— EXERCISE DIRECTIONS —
Drop all images and give the records again exactly.

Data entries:
[START]
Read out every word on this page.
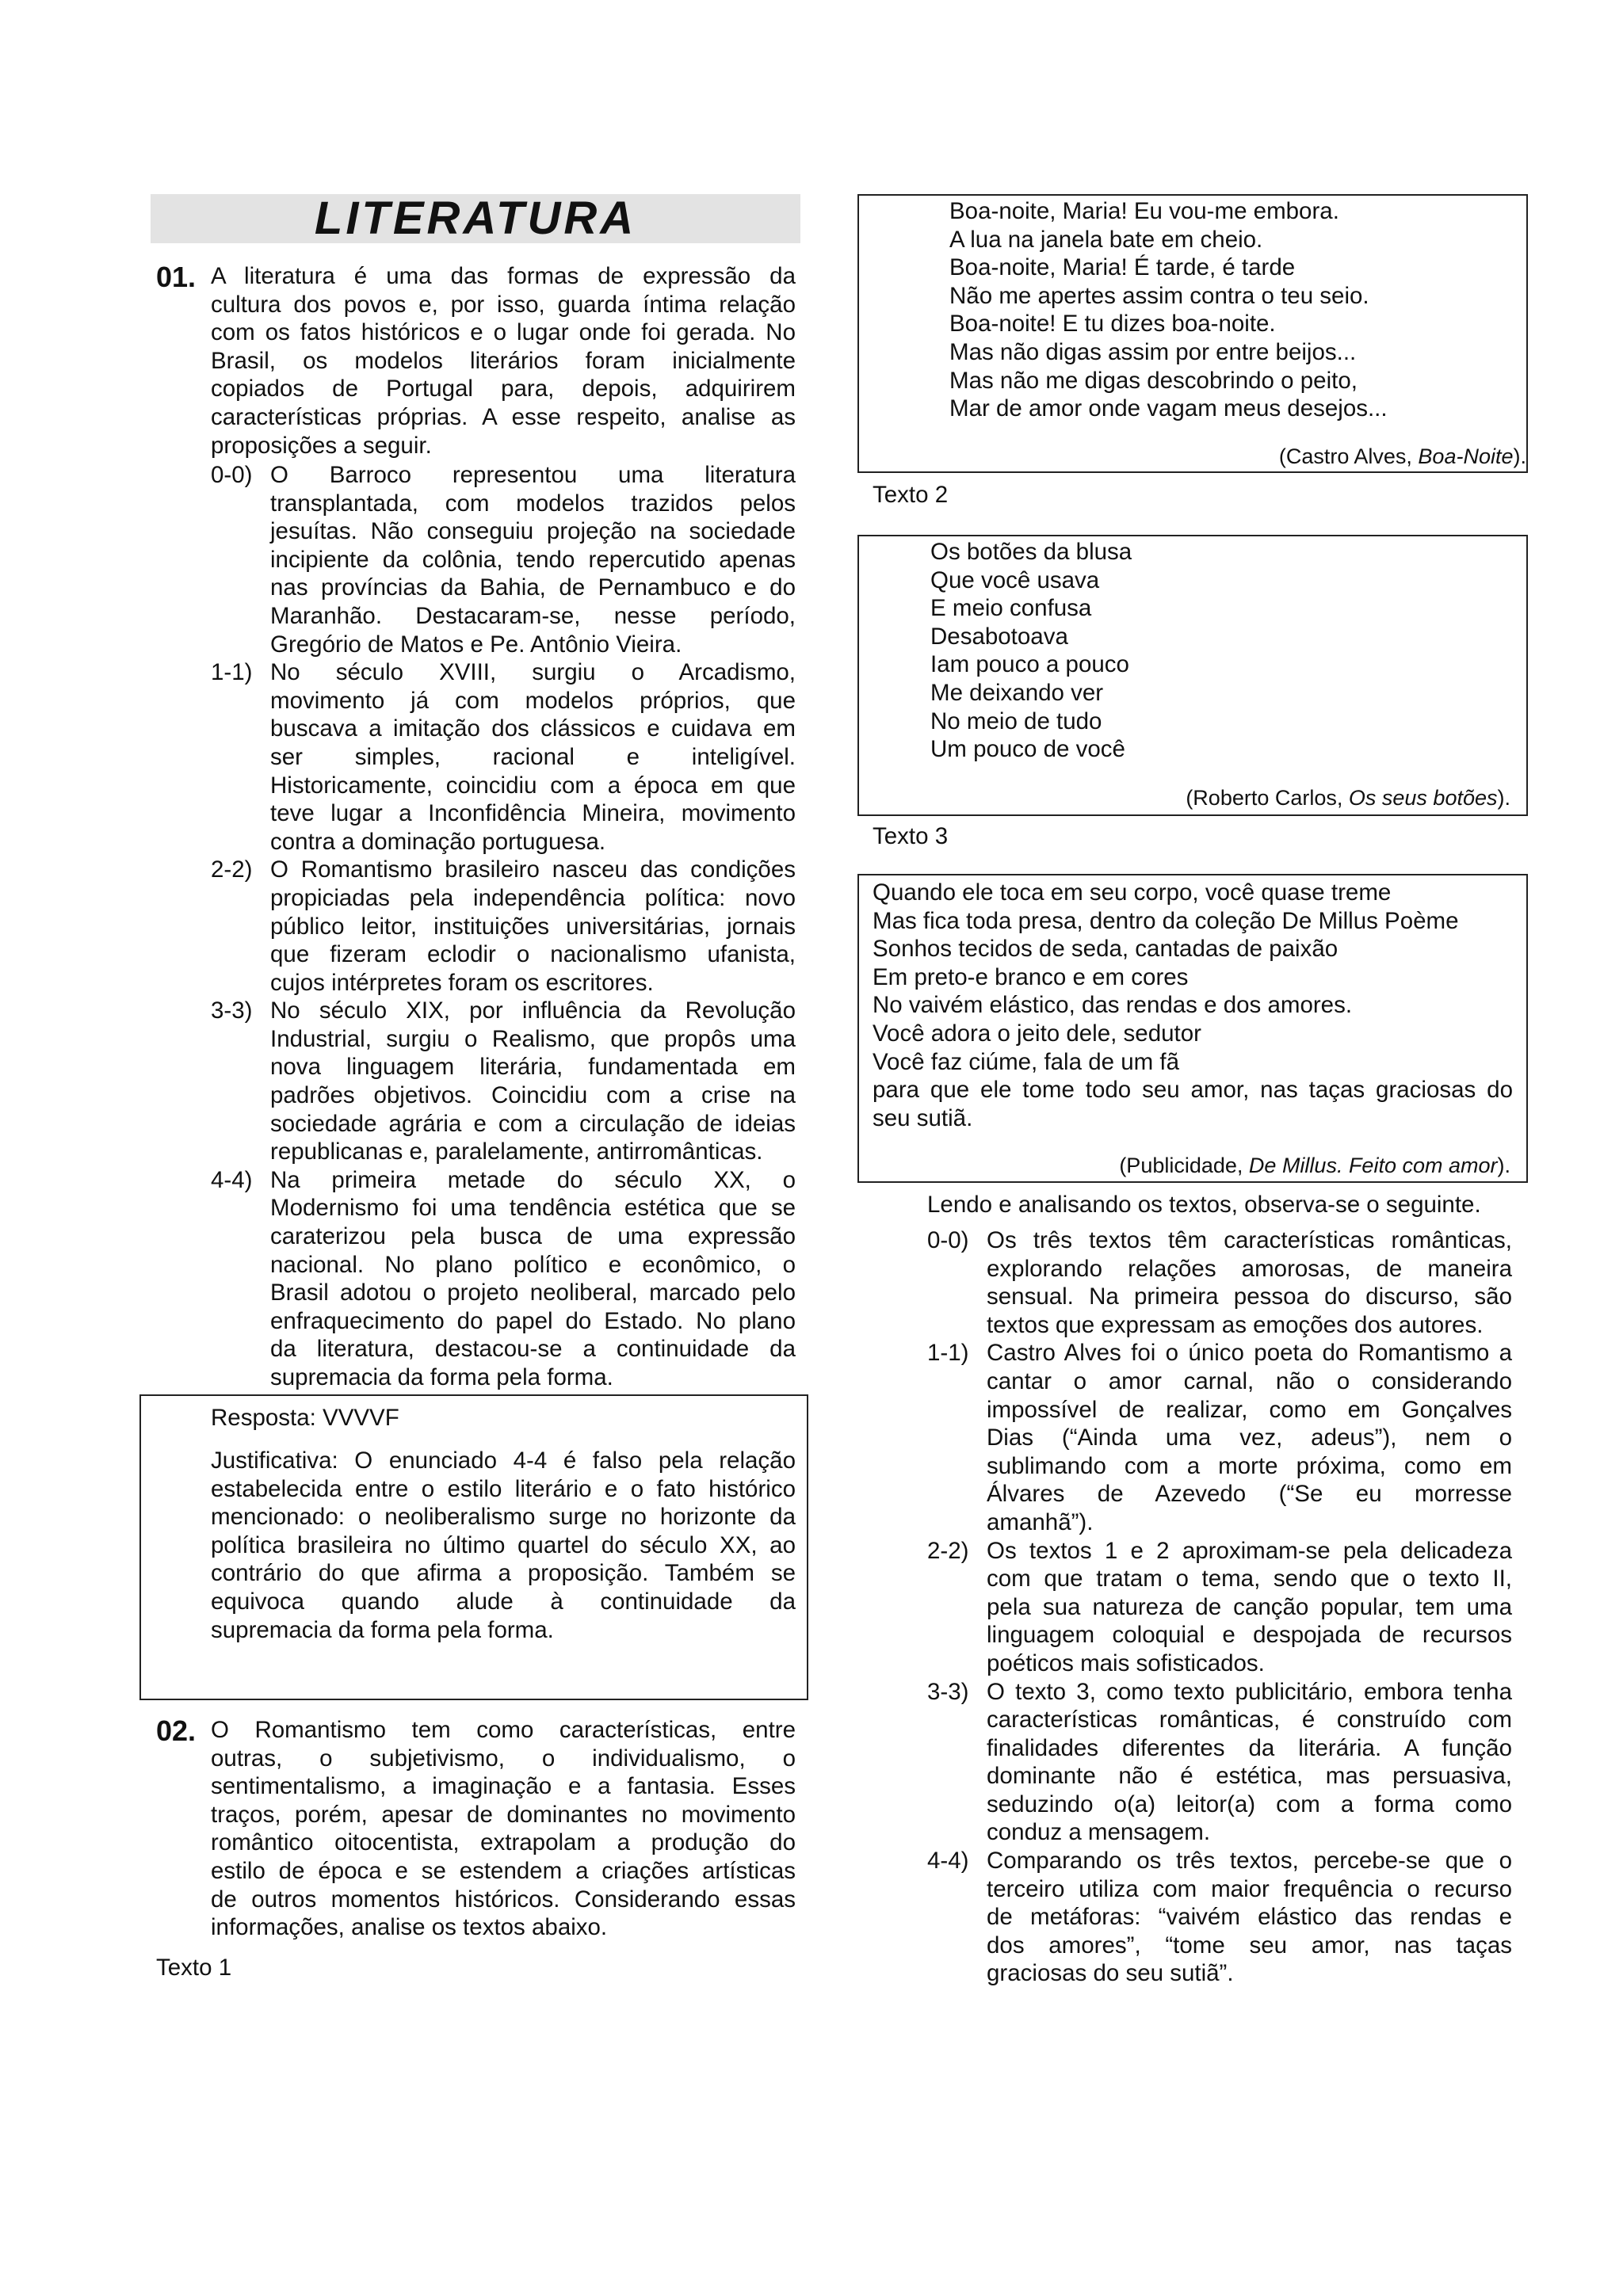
LITERATURA
01. A literatura é uma das formas de expressão da
cultura dos povos e, por isso, guarda íntima relação
com os fatos históricos e o lugar onde foi gerada. No
Brasil, os modelos literários foram inicialmente
copiados de Portugal para, depois, adquirirem
características próprias. A esse respeito, analise as
proposições a seguir.
0-0) O Barroco representou uma literatura
transplantada, com modelos trazidos pelos
jesuítas. Não conseguiu projeção na sociedade
incipiente da colônia, tendo repercutido apenas
nas províncias da Bahia, de Pernambuco e do
Maranhão. Destacaram-se, nesse período,
Gregório de Matos e Pe. Antônio Vieira.
1-1) No século XVIII, surgiu o Arcadismo,
movimento já com modelos próprios, que
buscava a imitação dos clássicos e cuidava em
ser simples, racional e inteligível.
Historicamente, coincidiu com a época em que
teve lugar a Inconfidência Mineira, movimento
contra a dominação portuguesa.
2-2) O Romantismo brasileiro nasceu das condições
propiciadas pela independência política: novo
público leitor, instituições universitárias, jornais
que fizeram eclodir o nacionalismo ufanista,
cujos intérpretes foram os escritores.
3-3) No século XIX, por influência da Revolução
Industrial, surgiu o Realismo, que propôs uma
nova linguagem literária, fundamentada em
padrões objetivos. Coincidiu com a crise na
sociedade agrária e com a circulação de ideias
republicanas e, paralelamente, antirromânticas.
4-4) Na primeira metade do século XX, o
Modernismo foi uma tendência estética que se
caraterizou pela busca de uma expressão
nacional. No plano político e econômico, o
Brasil adotou o projeto neoliberal, marcado pelo
enfraquecimento do papel do Estado. No plano
da literatura, destacou-se a continuidade da
supremacia da forma pela forma.
Resposta: VVVVF
Justificativa: O enunciado 4-4 é falso pela relação
estabelecida entre o estilo literário e o fato histórico
mencionado: o neoliberalismo surge no horizonte da
política brasileira no último quartel do século XX, ao
contrário do que afirma a proposição. Também se
equivoca quando alude à continuidade da
supremacia da forma pela forma.
02. O Romantismo tem como características, entre
outras, o subjetivismo, o individualismo, o
sentimentalismo, a imaginação e a fantasia. Esses
traços, porém, apesar de dominantes no movimento
romântico oitocentista, extrapolam a produção do
estilo de época e se estendem a criações artísticas
de outros momentos históricos. Considerando essas
informações, analise os textos abaixo.
Texto 1
Boa-noite, Maria! Eu vou-me embora.
A lua na janela bate em cheio.
Boa-noite, Maria! É tarde, é tarde
Não me apertes assim contra o teu seio.
Boa-noite! E tu dizes boa-noite.
Mas não digas assim por entre beijos...
Mas não me digas descobrindo o peito,
Mar de amor onde vagam meus desejos...
(Castro Alves, Boa-Noite).
Texto 2
Os botões da blusa
Que você usava
E meio confusa
Desabotoava
Iam pouco a pouco
Me deixando ver
No meio de tudo
Um pouco de você
(Roberto Carlos, Os seus botões).
Texto 3
Quando ele toca em seu corpo, você quase treme
Mas fica toda presa, dentro da coleção De Millus Poème
Sonhos tecidos de seda, cantadas de paixão
Em preto-e branco e em cores
No vaivém elástico, das rendas e dos amores.
Você adora o jeito dele, sedutor
Você faz ciúme, fala de um fã
para que ele tome todo seu amor, nas taças graciosas do
seu sutiã.
(Publicidade, De Millus. Feito com amor).
Lendo e analisando os textos, observa-se o seguinte.
0-0) Os três textos têm características românticas,
explorando relações amorosas, de maneira
sensual. Na primeira pessoa do discurso, são
textos que expressam as emoções dos autores.
1-1) Castro Alves foi o único poeta do Romantismo a
cantar o amor carnal, não o considerando
impossível de realizar, como em Gonçalves
Dias (“Ainda uma vez, adeus”), nem o
sublimando com a morte próxima, como em
Álvares de Azevedo (“Se eu morresse
amanhã”).
2-2) Os textos 1 e 2 aproximam-se pela delicadeza
com que tratam o tema, sendo que o texto II,
pela sua natureza de canção popular, tem uma
linguagem coloquial e despojada de recursos
poéticos mais sofisticados.
3-3) O texto 3, como texto publicitário, embora tenha
características românticas, é construído com
finalidades diferentes da literária. A função
dominante não é estética, mas persuasiva,
seduzindo o(a) leitor(a) com a forma como
conduz a mensagem.
4-4) Comparando os três textos, percebe-se que o
terceiro utiliza com maior frequência o recurso
de metáforas: “vaivém elástico das rendas e
dos amores”, “tome seu amor, nas taças
graciosas do seu sutiã”.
[END]
— EXERCISE ANSWER —
Read out every word on this page.
LITERATURA
01. A literatura é uma das formas de expressão da
cultura dos povos e, por isso, guarda íntima relação
com os fatos históricos e o lugar onde foi gerada. No
Brasil, os modelos literários foram inicialmente
copiados de Portugal para, depois, adquirirem
características próprias. A esse respeito, analise as
proposições a seguir.
0-0) O Barroco representou uma literatura
transplantada, com modelos trazidos pelos
jesuítas. Não conseguiu projeção na sociedade
incipiente da colônia, tendo repercutido apenas
nas províncias da Bahia, de Pernambuco e do
Maranhão. Destacaram-se, nesse período,
Gregório de Matos e Pe. Antônio Vieira.
1-1) No século XVIII, surgiu o Arcadismo,
movimento já com modelos próprios, que
buscava a imitação dos clássicos e cuidava em
ser simples, racional e inteligível.
Historicamente, coincidiu com a época em que
teve lugar a Inconfidência Mineira, movimento
contra a dominação portuguesa.
2-2) O Romantismo brasileiro nasceu das condições
propiciadas pela independência política: novo
público leitor, instituições universitárias, jornais
que fizeram eclodir o nacionalismo ufanista,
cujos intérpretes foram os escritores.
3-3) No século XIX, por influência da Revolução
Industrial, surgiu o Realismo, que propôs uma
nova linguagem literária, fundamentada em
padrões objetivos. Coincidiu com a crise na
sociedade agrária e com a circulação de ideias
republicanas e, paralelamente, antirromânticas.
4-4) Na primeira metade do século XX, o
Modernismo foi uma tendência estética que se
caraterizou pela busca de uma expressão
nacional. No plano político e econômico, o
Brasil adotou o projeto neoliberal, marcado pelo
enfraquecimento do papel do Estado. No plano
da literatura, destacou-se a continuidade da
supremacia da forma pela forma.
Resposta: VVVVF
Justificativa: O enunciado 4-4 é falso pela relação
estabelecida entre o estilo literário e o fato histórico
mencionado: o neoliberalismo surge no horizonte da
política brasileira no último quartel do século XX, ao
contrário do que afirma a proposição. Também se
equivoca quando alude à continuidade da
supremacia da forma pela forma.
02. O Romantismo tem como características, entre
outras, o subjetivismo, o individualismo, o
sentimentalismo, a imaginação e a fantasia. Esses
traços, porém, apesar de dominantes no movimento
romântico oitocentista, extrapolam a produção do
estilo de época e se estendem a criações artísticas
de outros momentos históricos. Considerando essas
informações, analise os textos abaixo.
Texto 1
Boa-noite, Maria! Eu vou-me embora.
A lua na janela bate em cheio.
Boa-noite, Maria! É tarde, é tarde
Não me apertes assim contra o teu seio.
Boa-noite! E tu dizes boa-noite.
Mas não digas assim por entre beijos...
Mas não me digas descobrindo o peito,
Mar de amor onde vagam meus desejos...
(Castro Alves, Boa-Noite).
Texto 2
Os botões da blusa
Que você usava
E meio confusa
Desabotoava
Iam pouco a pouco
Me deixando ver
No meio de tudo
Um pouco de você
(Roberto Carlos, Os seus botões).
Texto 3
Quando ele toca em seu corpo, você quase treme
Mas fica toda presa, dentro da coleção De Millus Poème
Sonhos tecidos de seda, cantadas de paixão
Em preto-e branco e em cores
No vaivém elástico, das rendas e dos amores.
Você adora o jeito dele, sedutor
Você faz ciúme, fala de um fã
para que ele tome todo seu amor, nas taças graciosas do
seu sutiã.
(Publicidade, De Millus. Feito com amor).
Lendo e analisando os textos, observa-se o seguinte.
0-0) Os três textos têm características românticas,
explorando relações amorosas, de maneira
sensual. Na primeira pessoa do discurso, são
textos que expressam as emoções dos autores.
1-1) Castro Alves foi o único poeta do Romantismo a
cantar o amor carnal, não o considerando
impossível de realizar, como em Gonçalves
Dias (“Ainda uma vez, adeus”), nem o
sublimando com a morte próxima, como em
Álvares de Azevedo (“Se eu morresse
amanhã”).
2-2) Os textos 1 e 2 aproximam-se pela delicadeza
com que tratam o tema, sendo que o texto II,
pela sua natureza de canção popular, tem uma
linguagem coloquial e despojada de recursos
poéticos mais sofisticados.
3-3) O texto 3, como texto publicitário, embora tenha
características românticas, é construído com
finalidades diferentes da literária. A função
dominante não é estética, mas persuasiva,
seduzindo o(a) leitor(a) com a forma como
conduz a mensagem.
4-4) Comparando os três textos, percebe-se que o
terceiro utiliza com maior frequência o recurso
de metáforas: “vaivém elástico das rendas e
dos amores”, “tome seu amor, nas taças
graciosas do seu sutiã”.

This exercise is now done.